◆ Prompt: Every entry below should be printed exactly, without its images.

◆ Figure contents as structured data:
>> start

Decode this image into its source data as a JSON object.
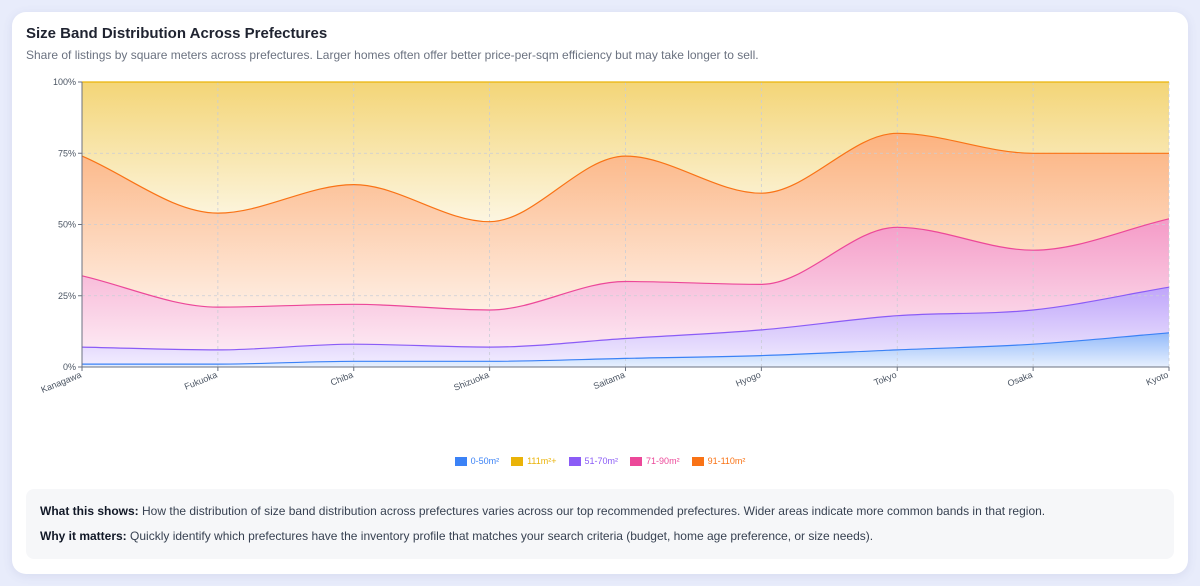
{
  "header": {
    "title": "Size Band Distribution Across Prefectures",
    "subtitle": "Share of listings by square meters across prefectures. Larger homes often offer better price-per-sqm efficiency but may take longer to sell."
  },
  "chart_data": {
    "type": "area",
    "stacked": true,
    "categories": [
      "Kanagawa",
      "Fukuoka",
      "Chiba",
      "Shizuoka",
      "Saitama",
      "Hyogo",
      "Tokyo",
      "Osaka",
      "Kyoto"
    ],
    "yticks": [
      "0%",
      "25%",
      "50%",
      "75%",
      "100%"
    ],
    "ylim": [
      0,
      100
    ],
    "grid": true,
    "legend_position": "bottom",
    "series": [
      {
        "name": "0-50m²",
        "color": "#3b82f6",
        "values": [
          1,
          1,
          2,
          2,
          3,
          4,
          6,
          8,
          12
        ]
      },
      {
        "name": "51-70m²",
        "color": "#8b5cf6",
        "values": [
          6,
          5,
          6,
          5,
          7,
          9,
          12,
          12,
          16
        ]
      },
      {
        "name": "71-90m²",
        "color": "#ec4899",
        "values": [
          25,
          15,
          14,
          13,
          20,
          16,
          31,
          21,
          24
        ]
      },
      {
        "name": "91-110m²",
        "color": "#f97316",
        "values": [
          42,
          33,
          42,
          31,
          44,
          32,
          33,
          34,
          23
        ]
      },
      {
        "name": "111m²+",
        "color": "#eab308",
        "values": [
          26,
          46,
          36,
          49,
          26,
          39,
          18,
          25,
          25
        ]
      }
    ],
    "legend_order": [
      "0-50m²",
      "111m²+",
      "51-70m²",
      "71-90m²",
      "91-110m²"
    ]
  },
  "info": {
    "what_label": "What this shows:",
    "what_text": "How the distribution of size band distribution across prefectures varies across our top recommended prefectures. Wider areas indicate more common bands in that region.",
    "why_label": "Why it matters:",
    "why_text": "Quickly identify which prefectures have the inventory profile that matches your search criteria (budget, home age preference, or size needs)."
  }
}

>> end

◆ Answer below:
Decode this image into its source data as a JSON object.
{
  "header": {
    "title": "Size Band Distribution Across Prefectures",
    "subtitle": "Share of listings by square meters across prefectures. Larger homes often offer better price-per-sqm efficiency but may take longer to sell."
  },
  "chart_data": {
    "type": "area",
    "stacked": true,
    "categories": [
      "Kanagawa",
      "Fukuoka",
      "Chiba",
      "Shizuoka",
      "Saitama",
      "Hyogo",
      "Tokyo",
      "Osaka",
      "Kyoto"
    ],
    "yticks": [
      "0%",
      "25%",
      "50%",
      "75%",
      "100%"
    ],
    "ylim": [
      0,
      100
    ],
    "grid": true,
    "legend_position": "bottom",
    "series": [
      {
        "name": "0-50m²",
        "color": "#3b82f6",
        "values": [
          1,
          1,
          2,
          2,
          3,
          4,
          6,
          8,
          12
        ]
      },
      {
        "name": "51-70m²",
        "color": "#8b5cf6",
        "values": [
          6,
          5,
          6,
          5,
          7,
          9,
          12,
          12,
          16
        ]
      },
      {
        "name": "71-90m²",
        "color": "#ec4899",
        "values": [
          25,
          15,
          14,
          13,
          20,
          16,
          31,
          21,
          24
        ]
      },
      {
        "name": "91-110m²",
        "color": "#f97316",
        "values": [
          42,
          33,
          42,
          31,
          44,
          32,
          33,
          34,
          23
        ]
      },
      {
        "name": "111m²+",
        "color": "#eab308",
        "values": [
          26,
          46,
          36,
          49,
          26,
          39,
          18,
          25,
          25
        ]
      }
    ],
    "legend_order": [
      "0-50m²",
      "111m²+",
      "51-70m²",
      "71-90m²",
      "91-110m²"
    ]
  },
  "info": {
    "what_label": "What this shows:",
    "what_text": "How the distribution of size band distribution across prefectures varies across our top recommended prefectures. Wider areas indicate more common bands in that region.",
    "why_label": "Why it matters:",
    "why_text": "Quickly identify which prefectures have the inventory profile that matches your search criteria (budget, home age preference, or size needs)."
  }
}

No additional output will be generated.